Begin EXTRACT

We filed the ATM Prospectus Supplement on June 18, 2019 to register the offer and sale of shares of our common stock, from time to time under the terms of an equity distribution agreement, dated June 17, 2019 (the "Equity Distribution Agreement"), that we entered into with Piper Jaffray & Co. ("Piper Jaffray") as our sales agent. In accordance with the terms of the Equity Distribution Agreement and the ATM Prospectus Supplement (without giving effect to any offering limit imposed by General Instruction I.B.6 of Form S-3), we may offer and sell shares of our common stock having an aggregate offering price of up to $16,500,000 from time to time through Piper Jaffray, acting as sales agent, in sales deemed to be "at-the-market" equity offerings (including sales made directly on or through the Nasdaq Capital Market or on any other existing trading market for our common stock) (the "ATM Program"). As disclosed in the ATM Prospectus Supplement, the ATM Program is subject to the offering limits of General Instruction I.B.6 of Form S-3, restricting the amount of securities we can offer and sell under the Form S-3 in any rolling 12-month period to one-third of the aggregate market value of our voting and non-voting common stock held by non-affiliates.

End EXTRACT

WORK TO DO:
Repeat the passage on the ATM Program word for word, in full. The entries that come after this text have nothing to do with the work here.

Begin ENTRIES PROVIDED

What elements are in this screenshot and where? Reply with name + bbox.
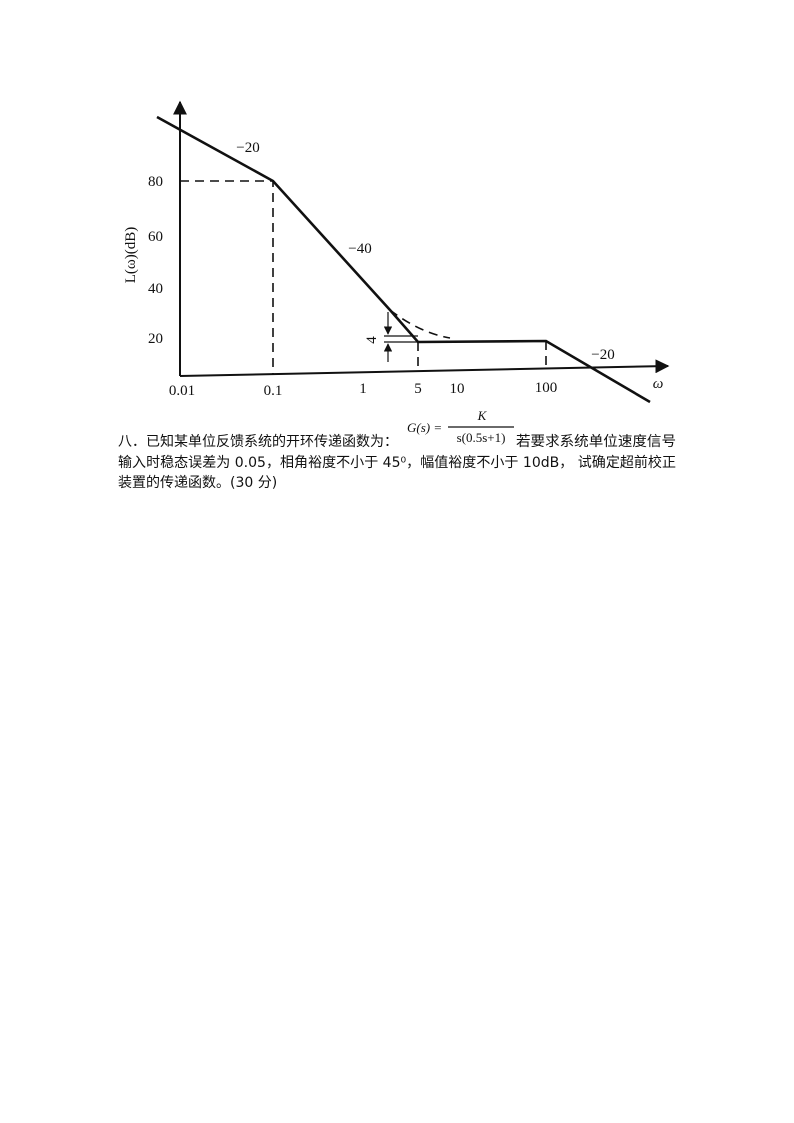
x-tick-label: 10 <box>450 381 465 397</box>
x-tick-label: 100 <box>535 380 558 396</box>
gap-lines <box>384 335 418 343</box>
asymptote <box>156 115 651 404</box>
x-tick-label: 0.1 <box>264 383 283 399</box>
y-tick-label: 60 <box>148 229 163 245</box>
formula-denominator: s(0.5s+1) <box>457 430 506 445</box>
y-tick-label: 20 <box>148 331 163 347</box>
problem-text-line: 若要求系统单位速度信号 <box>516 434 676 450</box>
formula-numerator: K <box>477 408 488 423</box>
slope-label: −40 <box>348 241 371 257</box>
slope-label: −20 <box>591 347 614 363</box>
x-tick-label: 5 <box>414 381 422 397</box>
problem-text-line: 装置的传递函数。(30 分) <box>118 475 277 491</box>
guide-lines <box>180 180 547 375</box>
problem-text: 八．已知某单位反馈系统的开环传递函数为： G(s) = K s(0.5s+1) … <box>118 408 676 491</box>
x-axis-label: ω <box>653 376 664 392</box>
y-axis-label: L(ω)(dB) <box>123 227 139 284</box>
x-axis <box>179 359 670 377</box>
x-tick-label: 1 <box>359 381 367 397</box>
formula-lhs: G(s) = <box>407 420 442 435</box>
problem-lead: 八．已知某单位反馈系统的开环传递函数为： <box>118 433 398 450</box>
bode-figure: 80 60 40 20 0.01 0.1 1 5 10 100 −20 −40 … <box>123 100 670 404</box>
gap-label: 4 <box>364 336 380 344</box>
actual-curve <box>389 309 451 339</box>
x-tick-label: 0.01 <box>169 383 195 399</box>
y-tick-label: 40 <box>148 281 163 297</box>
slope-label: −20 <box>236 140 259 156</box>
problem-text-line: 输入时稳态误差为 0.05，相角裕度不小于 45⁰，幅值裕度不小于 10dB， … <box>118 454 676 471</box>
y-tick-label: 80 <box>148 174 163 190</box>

End ENTRIES PROVIDED
Begin ENTRIES PROVIDED

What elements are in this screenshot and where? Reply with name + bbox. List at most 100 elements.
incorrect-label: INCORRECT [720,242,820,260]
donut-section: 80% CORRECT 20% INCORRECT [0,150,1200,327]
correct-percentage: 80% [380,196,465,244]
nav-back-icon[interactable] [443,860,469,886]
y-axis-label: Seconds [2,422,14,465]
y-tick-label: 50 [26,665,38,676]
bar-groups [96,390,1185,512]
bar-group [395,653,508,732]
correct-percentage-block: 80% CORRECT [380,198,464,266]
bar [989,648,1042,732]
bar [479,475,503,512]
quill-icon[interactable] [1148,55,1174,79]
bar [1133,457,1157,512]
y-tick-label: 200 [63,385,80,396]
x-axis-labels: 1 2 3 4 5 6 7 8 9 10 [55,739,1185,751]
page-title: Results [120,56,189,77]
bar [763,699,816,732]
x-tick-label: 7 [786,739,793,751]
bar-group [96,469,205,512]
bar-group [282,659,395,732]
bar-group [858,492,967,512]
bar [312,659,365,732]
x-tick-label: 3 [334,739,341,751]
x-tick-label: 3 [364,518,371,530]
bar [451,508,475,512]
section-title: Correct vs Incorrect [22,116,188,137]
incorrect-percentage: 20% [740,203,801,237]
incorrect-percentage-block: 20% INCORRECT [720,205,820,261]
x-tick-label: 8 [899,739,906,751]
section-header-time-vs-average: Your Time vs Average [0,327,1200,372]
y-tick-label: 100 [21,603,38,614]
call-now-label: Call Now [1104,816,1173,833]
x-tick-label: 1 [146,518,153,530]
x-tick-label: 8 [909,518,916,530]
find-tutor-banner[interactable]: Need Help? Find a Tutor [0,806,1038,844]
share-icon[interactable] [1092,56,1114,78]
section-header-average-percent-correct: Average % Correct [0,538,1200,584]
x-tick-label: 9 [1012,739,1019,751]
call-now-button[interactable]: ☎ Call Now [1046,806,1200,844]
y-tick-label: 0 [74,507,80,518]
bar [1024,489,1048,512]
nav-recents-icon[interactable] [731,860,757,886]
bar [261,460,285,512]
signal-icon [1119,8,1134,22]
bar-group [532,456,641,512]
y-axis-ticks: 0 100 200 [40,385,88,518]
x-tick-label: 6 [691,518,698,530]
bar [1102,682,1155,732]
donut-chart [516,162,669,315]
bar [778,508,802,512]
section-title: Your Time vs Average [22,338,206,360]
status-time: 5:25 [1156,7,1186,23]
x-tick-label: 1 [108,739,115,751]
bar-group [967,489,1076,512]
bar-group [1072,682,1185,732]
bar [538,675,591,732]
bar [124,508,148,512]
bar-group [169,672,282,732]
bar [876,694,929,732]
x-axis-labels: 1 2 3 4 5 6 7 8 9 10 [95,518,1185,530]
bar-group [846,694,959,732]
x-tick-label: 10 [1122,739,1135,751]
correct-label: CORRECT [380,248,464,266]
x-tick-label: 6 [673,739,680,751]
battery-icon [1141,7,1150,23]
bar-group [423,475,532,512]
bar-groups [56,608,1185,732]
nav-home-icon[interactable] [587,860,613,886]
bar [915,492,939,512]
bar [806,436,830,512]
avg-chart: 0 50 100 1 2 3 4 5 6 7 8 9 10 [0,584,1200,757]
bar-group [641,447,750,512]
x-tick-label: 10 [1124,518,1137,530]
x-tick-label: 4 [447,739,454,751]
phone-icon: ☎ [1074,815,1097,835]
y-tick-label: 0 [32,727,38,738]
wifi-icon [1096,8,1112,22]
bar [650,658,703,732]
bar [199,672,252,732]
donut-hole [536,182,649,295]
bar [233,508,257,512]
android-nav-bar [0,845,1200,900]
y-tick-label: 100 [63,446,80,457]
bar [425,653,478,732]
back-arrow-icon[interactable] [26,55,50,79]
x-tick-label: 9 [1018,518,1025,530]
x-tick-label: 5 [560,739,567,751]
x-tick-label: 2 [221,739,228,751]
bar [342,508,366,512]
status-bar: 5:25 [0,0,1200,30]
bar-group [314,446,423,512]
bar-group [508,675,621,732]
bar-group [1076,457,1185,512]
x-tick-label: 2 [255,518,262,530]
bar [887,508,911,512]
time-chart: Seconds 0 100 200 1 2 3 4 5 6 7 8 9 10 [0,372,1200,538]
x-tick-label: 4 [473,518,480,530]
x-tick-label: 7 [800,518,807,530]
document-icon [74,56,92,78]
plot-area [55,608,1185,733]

End ENTRIES PROVIDED

CORRECT RESULT:
We filed the ATM Prospectus Supplement on June 18, 2019 to register the offer and sale of shares of our common stock, from time to time under the terms of an equity distribution agreement, dated June 17, 2019 (the "Equity Distribution Agreement"), that we entered into with Piper Jaffray & Co. ("Piper Jaffray") as our sales agent. In accordance with the terms of the Equity Distribution Agreement and the ATM Prospectus Supplement (without giving effect to any offering limit imposed by General Instruction I.B.6 of Form S-3), we may offer and sell shares of our common stock having an aggregate offering price of up to $16,500,000 from time to time through Piper Jaffray, acting as sales agent, in sales deemed to be "at-the-market" equity offerings (including sales made directly on or through the Nasdaq Capital Market or on any other existing trading market for our common stock) (the "ATM Program"). As disclosed in the ATM Prospectus Supplement, the ATM Program is subject to the offering limits of General Instruction I.B.6 of Form S-3, restricting the amount of securities we can offer and sell under the Form S-3 in any rolling 12-month period to one-third of the aggregate market value of our voting and non-voting common stock held by non-affiliates.